(Data entries)
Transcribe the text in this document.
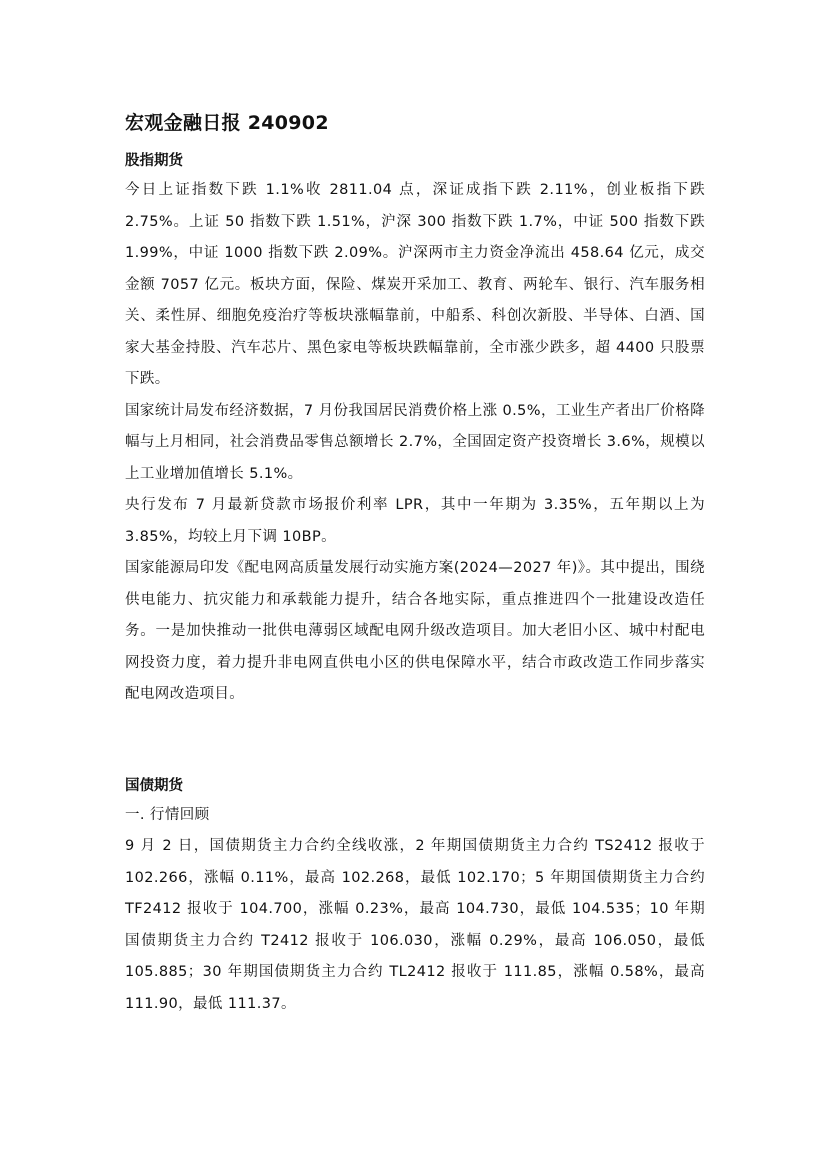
宏观金融日报 240902
股指期货

今日上证指数下跌 1.1%收 2811.04 点，深证成指下跌 2.11%，创业板指下跌 2.75%。上证 50 指数下跌 1.51%，沪深 300 指数下跌 1.7%，中证 500 指数下跌 1.99%，中证 1000 指数下跌 2.09%。沪深两市主力资金净流出 458.64 亿元，成交金额 7057 亿元。板块方面，保险、煤炭开采加工、教育、两轮车、银行、汽车服务相关、柔性屏、细胞免疫治疗等板块涨幅靠前，中船系、科创次新股、半导体、白酒、国家大基金持股、汽车芯片、黑色家电等板块跌幅靠前，全市涨少跌多，超 4400 只股票下跌。

国家统计局发布经济数据，7 月份我国居民消费价格上涨 0.5%，工业生产者出厂价格降幅与上月相同，社会消费品零售总额增长 2.7%，全国固定资产投资增长 3.6%，规模以上工业增加值增长 5.1%。

央行发布 7 月最新贷款市场报价利率 LPR，其中一年期为 3.35%，五年期以上为 3.85%，均较上月下调 10BP。

国家能源局印发《配电网高质量发展行动实施方案(2024—2027 年)》。其中提出，围绕供电能力、抗灾能力和承载能力提升，结合各地实际，重点推进四个一批建设改造任务。一是加快推动一批供电薄弱区域配电网升级改造项目。加大老旧小区、城中村配电网投资力度，着力提升非电网直供电小区的供电保障水平，结合市政改造工作同步落实配电网改造项目。

国债期货

一. 行情回顾

9 月 2 日，国债期货主力合约全线收涨，2 年期国债期货主力合约 TS2412 报收于 102.266，涨幅 0.11%，最高 102.268，最低 102.170；5 年期国债期货主力合约 TF2412 报收于 104.700，涨幅 0.23%，最高 104.730，最低 104.535；10 年期国债期货主力合约 T2412 报收于 106.030，涨幅 0.29%，最高 106.050，最低 105.885；30 年期国债期货主力合约 TL2412 报收于 111.85，涨幅 0.58%，最高 111.90，最低 111.37。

Request:
The records above must be transcribed exactly. Pictures are left out of the copy.

Result:
Transcribe the text in this document.
宏观金融日报 240902
股指期货

今日上证指数下跌 1.1%收 2811.04 点，深证成指下跌 2.11%，创业板指下跌 2.75%。上证 50 指数下跌 1.51%，沪深 300 指数下跌 1.7%，中证 500 指数下跌 1.99%，中证 1000 指数下跌 2.09%。沪深两市主力资金净流出 458.64 亿元，成交金额 7057 亿元。板块方面，保险、煤炭开采加工、教育、两轮车、银行、汽车服务相关、柔性屏、细胞免疫治疗等板块涨幅靠前，中船系、科创次新股、半导体、白酒、国家大基金持股、汽车芯片、黑色家电等板块跌幅靠前，全市涨少跌多，超 4400 只股票下跌。

国家统计局发布经济数据，7 月份我国居民消费价格上涨 0.5%，工业生产者出厂价格降幅与上月相同，社会消费品零售总额增长 2.7%，全国固定资产投资增长 3.6%，规模以上工业增加值增长 5.1%。

央行发布 7 月最新贷款市场报价利率 LPR，其中一年期为 3.35%，五年期以上为 3.85%，均较上月下调 10BP。

国家能源局印发《配电网高质量发展行动实施方案(2024—2027 年)》。其中提出，围绕供电能力、抗灾能力和承载能力提升，结合各地实际，重点推进四个一批建设改造任务。一是加快推动一批供电薄弱区域配电网升级改造项目。加大老旧小区、城中村配电网投资力度，着力提升非电网直供电小区的供电保障水平，结合市政改造工作同步落实配电网改造项目。

国债期货

一. 行情回顾

9 月 2 日，国债期货主力合约全线收涨，2 年期国债期货主力合约 TS2412 报收于 102.266，涨幅 0.11%，最高 102.268，最低 102.170；5 年期国债期货主力合约 TF2412 报收于 104.700，涨幅 0.23%，最高 104.730，最低 104.535；10 年期国债期货主力合约 T2412 报收于 106.030，涨幅 0.29%，最高 106.050，最低 105.885；30 年期国债期货主力合约 TL2412 报收于 111.85，涨幅 0.58%，最高 111.90，最低 111.37。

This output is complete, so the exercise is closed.